• WHAT NEEDS TO BE DONE
Below are entries to be transcribed exactly; exclude the pictures from the copy.

[Collected data]
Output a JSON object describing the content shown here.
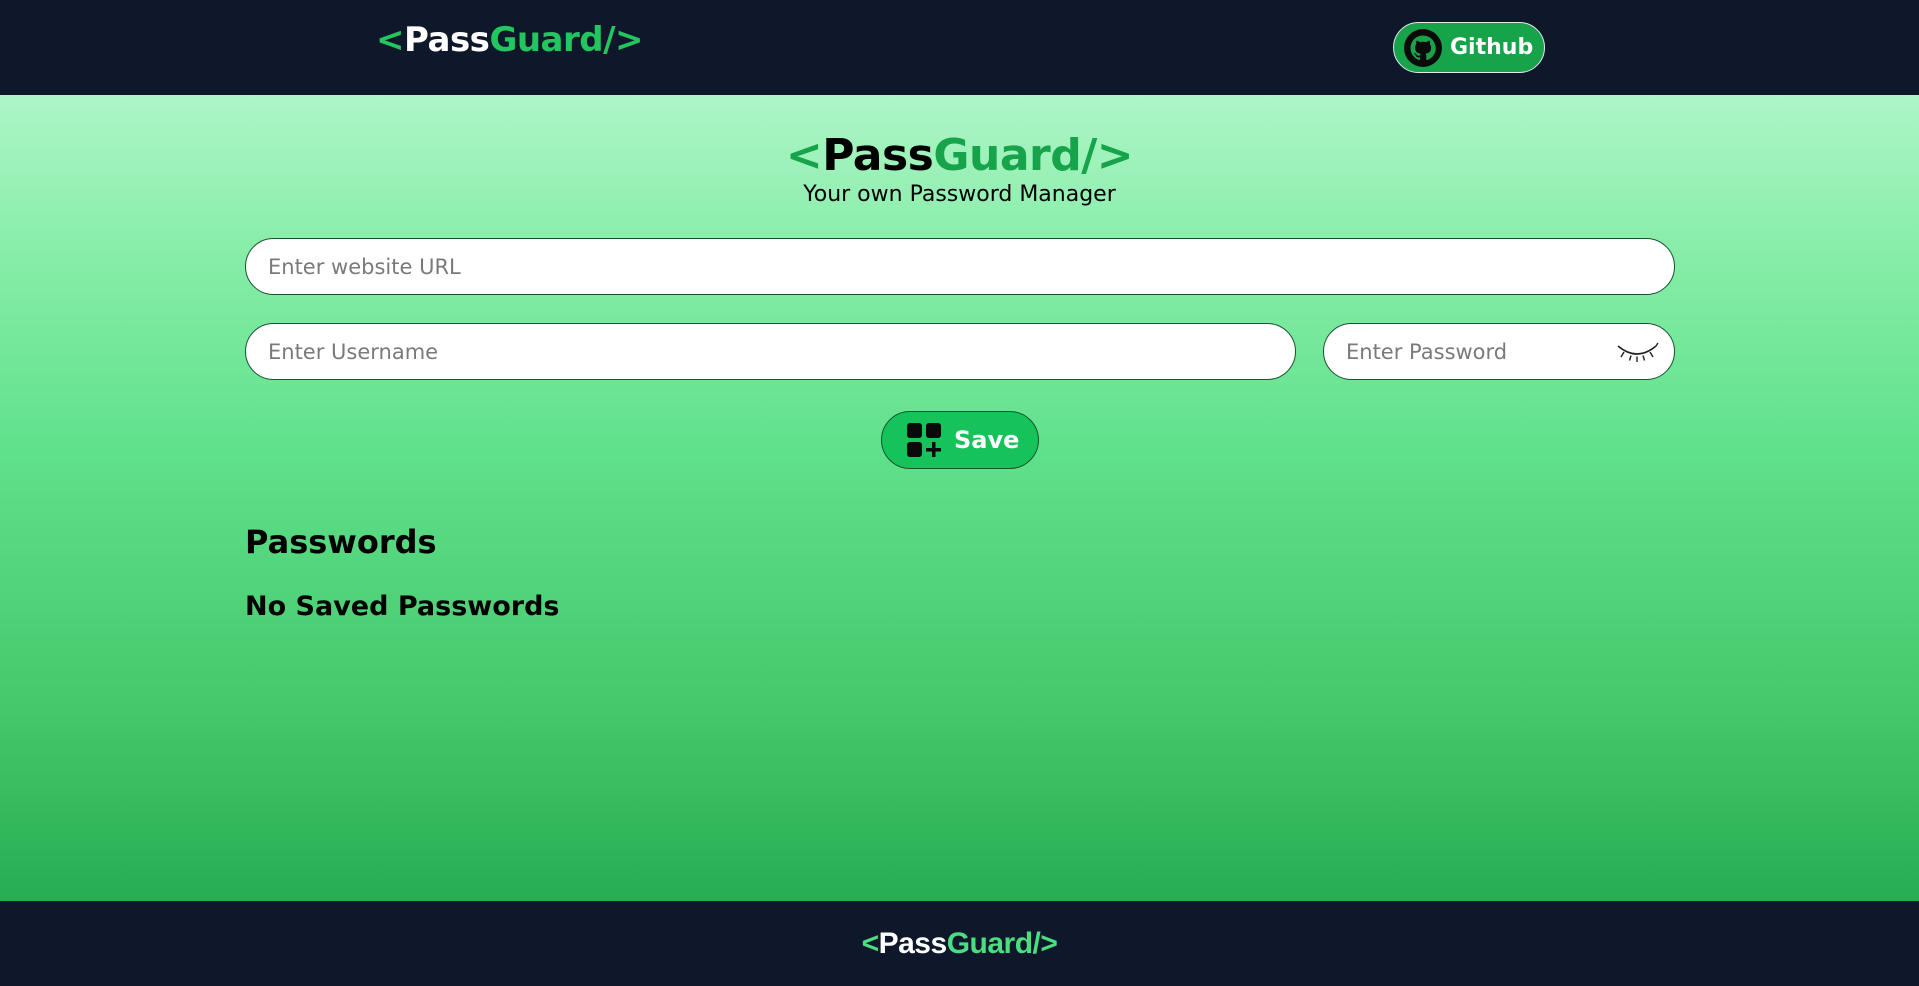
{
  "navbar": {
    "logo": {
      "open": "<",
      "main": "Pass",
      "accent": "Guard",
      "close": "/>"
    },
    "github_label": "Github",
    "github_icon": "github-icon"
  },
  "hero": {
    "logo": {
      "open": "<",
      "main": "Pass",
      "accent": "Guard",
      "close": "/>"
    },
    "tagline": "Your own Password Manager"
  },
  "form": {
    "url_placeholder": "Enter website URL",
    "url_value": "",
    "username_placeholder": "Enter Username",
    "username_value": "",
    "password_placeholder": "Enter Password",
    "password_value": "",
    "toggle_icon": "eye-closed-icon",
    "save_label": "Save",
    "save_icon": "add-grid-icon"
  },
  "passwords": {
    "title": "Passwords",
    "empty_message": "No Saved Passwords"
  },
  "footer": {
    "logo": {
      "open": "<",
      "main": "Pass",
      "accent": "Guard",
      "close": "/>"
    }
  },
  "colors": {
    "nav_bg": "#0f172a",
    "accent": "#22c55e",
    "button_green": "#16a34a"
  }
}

• ANSWER IN FULL
Output a JSON object describing the content shown here.
{
  "navbar": {
    "logo": {
      "open": "<",
      "main": "Pass",
      "accent": "Guard",
      "close": "/>"
    },
    "github_label": "Github",
    "github_icon": "github-icon"
  },
  "hero": {
    "logo": {
      "open": "<",
      "main": "Pass",
      "accent": "Guard",
      "close": "/>"
    },
    "tagline": "Your own Password Manager"
  },
  "form": {
    "url_placeholder": "Enter website URL",
    "url_value": "",
    "username_placeholder": "Enter Username",
    "username_value": "",
    "password_placeholder": "Enter Password",
    "password_value": "",
    "toggle_icon": "eye-closed-icon",
    "save_label": "Save",
    "save_icon": "add-grid-icon"
  },
  "passwords": {
    "title": "Passwords",
    "empty_message": "No Saved Passwords"
  },
  "footer": {
    "logo": {
      "open": "<",
      "main": "Pass",
      "accent": "Guard",
      "close": "/>"
    }
  },
  "colors": {
    "nav_bg": "#0f172a",
    "accent": "#22c55e",
    "button_green": "#16a34a"
  }
}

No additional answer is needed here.